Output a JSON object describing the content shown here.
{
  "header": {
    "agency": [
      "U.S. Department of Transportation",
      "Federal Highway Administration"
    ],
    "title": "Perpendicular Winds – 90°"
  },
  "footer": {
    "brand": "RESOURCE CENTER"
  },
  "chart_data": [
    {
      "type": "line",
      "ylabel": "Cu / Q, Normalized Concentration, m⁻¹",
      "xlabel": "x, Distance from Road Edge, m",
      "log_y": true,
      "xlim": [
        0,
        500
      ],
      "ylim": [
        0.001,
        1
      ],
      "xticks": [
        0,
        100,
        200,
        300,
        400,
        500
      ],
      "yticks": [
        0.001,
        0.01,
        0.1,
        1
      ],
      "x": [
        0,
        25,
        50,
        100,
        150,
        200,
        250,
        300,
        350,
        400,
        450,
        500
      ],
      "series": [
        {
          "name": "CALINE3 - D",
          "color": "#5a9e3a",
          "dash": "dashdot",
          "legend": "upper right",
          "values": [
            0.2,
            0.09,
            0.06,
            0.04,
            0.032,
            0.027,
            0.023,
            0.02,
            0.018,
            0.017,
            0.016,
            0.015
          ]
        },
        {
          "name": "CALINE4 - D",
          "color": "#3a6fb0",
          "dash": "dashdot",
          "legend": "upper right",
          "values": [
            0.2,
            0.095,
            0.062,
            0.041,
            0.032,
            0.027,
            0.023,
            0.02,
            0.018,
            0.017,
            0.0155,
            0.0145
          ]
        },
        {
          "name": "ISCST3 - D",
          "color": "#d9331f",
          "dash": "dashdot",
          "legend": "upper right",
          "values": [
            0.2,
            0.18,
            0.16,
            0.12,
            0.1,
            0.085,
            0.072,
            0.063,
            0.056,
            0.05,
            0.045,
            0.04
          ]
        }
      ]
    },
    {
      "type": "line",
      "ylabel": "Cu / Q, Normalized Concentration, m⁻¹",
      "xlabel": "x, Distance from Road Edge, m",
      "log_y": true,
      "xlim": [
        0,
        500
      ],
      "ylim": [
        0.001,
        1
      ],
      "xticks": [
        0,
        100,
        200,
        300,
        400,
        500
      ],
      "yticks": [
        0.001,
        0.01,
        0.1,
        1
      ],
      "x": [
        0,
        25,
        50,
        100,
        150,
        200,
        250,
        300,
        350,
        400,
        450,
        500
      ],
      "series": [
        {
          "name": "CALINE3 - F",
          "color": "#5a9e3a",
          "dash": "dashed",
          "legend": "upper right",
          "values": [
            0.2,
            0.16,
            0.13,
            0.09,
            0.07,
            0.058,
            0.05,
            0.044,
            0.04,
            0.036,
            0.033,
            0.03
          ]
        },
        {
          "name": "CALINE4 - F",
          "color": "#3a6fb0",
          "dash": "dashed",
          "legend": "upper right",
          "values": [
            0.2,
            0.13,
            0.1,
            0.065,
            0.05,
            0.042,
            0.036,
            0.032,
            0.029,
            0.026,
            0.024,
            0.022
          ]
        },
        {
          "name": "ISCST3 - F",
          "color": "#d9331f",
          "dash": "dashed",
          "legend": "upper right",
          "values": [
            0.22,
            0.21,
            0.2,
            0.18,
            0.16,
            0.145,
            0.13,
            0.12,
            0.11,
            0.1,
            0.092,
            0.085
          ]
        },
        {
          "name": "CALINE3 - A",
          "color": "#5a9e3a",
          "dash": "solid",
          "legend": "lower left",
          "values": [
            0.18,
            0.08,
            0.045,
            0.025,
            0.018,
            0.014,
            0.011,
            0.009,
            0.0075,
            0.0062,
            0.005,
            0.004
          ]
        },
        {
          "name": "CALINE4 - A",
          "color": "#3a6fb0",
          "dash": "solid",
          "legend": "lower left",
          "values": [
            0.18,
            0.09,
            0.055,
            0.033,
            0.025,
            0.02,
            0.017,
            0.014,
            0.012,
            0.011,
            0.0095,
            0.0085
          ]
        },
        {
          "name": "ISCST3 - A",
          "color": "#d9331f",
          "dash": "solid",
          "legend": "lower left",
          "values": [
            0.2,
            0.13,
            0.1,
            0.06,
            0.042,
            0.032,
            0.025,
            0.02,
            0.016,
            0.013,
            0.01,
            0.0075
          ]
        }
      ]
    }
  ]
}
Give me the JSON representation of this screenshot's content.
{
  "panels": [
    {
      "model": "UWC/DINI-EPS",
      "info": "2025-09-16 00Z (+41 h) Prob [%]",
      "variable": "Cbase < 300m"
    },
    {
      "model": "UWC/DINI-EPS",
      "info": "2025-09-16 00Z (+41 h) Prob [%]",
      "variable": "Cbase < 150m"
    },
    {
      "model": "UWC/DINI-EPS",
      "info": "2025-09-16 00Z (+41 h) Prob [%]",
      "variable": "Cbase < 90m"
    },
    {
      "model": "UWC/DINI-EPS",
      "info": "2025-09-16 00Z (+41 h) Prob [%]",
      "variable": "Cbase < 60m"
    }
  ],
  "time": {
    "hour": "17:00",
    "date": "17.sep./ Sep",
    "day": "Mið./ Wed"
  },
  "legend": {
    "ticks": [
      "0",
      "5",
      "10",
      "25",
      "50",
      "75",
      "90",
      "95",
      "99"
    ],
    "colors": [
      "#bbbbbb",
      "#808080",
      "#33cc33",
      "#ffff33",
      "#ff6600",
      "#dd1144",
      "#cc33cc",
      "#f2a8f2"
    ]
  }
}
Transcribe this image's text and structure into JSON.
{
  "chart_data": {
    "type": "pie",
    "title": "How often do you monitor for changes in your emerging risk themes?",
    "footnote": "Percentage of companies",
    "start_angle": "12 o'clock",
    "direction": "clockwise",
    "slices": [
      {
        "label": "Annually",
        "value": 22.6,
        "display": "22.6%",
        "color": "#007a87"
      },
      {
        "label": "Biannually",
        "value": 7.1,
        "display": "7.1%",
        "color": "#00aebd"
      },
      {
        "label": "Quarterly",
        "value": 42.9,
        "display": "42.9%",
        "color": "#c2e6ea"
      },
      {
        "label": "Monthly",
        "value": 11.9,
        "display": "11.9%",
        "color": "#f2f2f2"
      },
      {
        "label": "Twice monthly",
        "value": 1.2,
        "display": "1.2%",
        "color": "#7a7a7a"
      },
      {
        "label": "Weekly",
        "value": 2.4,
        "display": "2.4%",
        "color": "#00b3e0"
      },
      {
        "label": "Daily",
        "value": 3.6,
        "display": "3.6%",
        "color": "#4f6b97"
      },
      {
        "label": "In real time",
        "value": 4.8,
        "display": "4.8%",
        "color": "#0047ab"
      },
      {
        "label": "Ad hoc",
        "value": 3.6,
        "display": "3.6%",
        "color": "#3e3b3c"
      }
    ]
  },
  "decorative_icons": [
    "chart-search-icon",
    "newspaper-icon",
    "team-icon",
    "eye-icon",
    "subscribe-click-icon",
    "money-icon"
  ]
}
+++++
PROBLEM
In the records above, collect each line with "variable".

ANSWER TO THE TASK
      "variable": "Cbase < 300m"
      "variable": "Cbase < 150m"
      "variable": "Cbase < 90m"
      "variable": "Cbase < 60m"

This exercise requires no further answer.